**Given instruction**.
Look through the records that follow. Copy every line containing the word "service".

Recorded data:
====
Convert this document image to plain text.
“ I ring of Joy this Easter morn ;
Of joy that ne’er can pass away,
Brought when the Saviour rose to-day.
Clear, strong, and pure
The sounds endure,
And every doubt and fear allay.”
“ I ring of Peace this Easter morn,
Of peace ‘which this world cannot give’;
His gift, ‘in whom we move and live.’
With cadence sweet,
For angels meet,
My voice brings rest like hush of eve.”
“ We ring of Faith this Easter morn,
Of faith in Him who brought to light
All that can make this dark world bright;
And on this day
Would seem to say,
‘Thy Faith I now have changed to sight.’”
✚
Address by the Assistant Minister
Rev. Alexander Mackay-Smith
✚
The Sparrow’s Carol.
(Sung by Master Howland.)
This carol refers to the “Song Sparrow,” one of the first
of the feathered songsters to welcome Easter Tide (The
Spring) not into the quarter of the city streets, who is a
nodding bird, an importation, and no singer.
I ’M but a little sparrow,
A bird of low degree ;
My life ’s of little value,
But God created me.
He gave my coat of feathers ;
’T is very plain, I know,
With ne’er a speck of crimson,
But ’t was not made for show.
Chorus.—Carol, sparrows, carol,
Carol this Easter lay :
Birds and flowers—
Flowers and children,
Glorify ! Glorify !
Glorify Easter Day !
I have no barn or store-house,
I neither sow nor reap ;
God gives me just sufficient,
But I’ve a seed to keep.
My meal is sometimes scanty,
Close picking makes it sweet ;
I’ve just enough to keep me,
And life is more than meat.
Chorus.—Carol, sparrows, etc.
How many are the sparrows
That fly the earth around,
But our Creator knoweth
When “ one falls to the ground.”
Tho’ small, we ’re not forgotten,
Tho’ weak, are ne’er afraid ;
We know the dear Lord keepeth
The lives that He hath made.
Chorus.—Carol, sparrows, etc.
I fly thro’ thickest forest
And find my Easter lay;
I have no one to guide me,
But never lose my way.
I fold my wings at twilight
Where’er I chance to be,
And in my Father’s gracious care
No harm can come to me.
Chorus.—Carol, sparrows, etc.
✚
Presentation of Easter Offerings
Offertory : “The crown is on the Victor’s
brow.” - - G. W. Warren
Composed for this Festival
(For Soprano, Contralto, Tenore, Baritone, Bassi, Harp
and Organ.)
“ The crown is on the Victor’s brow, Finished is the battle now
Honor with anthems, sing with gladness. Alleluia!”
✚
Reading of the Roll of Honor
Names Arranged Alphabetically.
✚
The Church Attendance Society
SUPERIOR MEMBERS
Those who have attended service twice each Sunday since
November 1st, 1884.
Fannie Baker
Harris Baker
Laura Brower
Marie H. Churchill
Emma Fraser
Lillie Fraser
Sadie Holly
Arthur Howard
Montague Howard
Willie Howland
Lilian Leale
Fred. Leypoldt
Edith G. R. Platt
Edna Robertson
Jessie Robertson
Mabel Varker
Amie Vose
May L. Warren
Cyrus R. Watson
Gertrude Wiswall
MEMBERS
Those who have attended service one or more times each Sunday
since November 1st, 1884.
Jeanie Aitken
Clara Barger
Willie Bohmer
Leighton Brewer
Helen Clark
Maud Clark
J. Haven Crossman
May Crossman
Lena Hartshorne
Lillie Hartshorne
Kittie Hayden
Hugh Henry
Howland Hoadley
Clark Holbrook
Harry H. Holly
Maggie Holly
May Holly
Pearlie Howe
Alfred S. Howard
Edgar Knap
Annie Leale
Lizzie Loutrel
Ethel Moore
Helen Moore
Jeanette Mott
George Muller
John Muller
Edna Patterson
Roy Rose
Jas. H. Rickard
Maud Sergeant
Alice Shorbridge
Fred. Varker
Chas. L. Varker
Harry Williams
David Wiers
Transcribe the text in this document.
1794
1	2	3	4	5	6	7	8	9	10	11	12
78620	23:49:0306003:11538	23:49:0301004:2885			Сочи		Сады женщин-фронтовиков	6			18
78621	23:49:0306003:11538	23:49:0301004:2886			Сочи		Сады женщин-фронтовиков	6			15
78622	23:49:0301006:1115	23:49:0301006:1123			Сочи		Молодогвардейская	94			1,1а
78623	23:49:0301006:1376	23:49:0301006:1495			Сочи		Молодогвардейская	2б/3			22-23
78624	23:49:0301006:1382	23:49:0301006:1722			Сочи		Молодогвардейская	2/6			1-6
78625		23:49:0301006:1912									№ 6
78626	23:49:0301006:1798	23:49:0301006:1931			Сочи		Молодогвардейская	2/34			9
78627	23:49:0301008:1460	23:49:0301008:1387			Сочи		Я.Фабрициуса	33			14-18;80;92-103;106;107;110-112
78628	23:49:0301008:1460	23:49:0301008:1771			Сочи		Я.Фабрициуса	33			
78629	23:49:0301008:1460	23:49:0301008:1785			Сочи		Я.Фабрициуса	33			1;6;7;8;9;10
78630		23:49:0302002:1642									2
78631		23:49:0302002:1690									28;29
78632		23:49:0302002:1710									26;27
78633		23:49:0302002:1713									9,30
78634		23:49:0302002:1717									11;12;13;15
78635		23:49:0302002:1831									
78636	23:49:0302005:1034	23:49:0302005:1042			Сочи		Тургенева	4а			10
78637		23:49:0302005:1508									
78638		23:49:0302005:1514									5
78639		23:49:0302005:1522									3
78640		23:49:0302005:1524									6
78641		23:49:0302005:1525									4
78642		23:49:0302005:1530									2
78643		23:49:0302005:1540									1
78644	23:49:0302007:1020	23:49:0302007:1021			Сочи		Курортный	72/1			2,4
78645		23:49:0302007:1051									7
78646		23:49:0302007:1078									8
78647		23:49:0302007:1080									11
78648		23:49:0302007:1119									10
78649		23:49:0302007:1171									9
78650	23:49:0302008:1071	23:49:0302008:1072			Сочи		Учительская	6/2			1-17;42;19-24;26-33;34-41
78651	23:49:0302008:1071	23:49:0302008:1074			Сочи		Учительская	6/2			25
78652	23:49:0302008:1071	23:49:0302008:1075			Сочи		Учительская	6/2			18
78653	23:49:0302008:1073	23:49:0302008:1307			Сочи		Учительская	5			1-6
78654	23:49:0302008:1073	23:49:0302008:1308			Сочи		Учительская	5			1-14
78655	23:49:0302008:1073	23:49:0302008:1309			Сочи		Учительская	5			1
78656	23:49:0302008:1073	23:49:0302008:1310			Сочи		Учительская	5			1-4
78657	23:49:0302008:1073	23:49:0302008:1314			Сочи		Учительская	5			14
====
**Problem solution**.
Those who have attended service twice each Sunday since
Those who have attended service one or more times each Sunday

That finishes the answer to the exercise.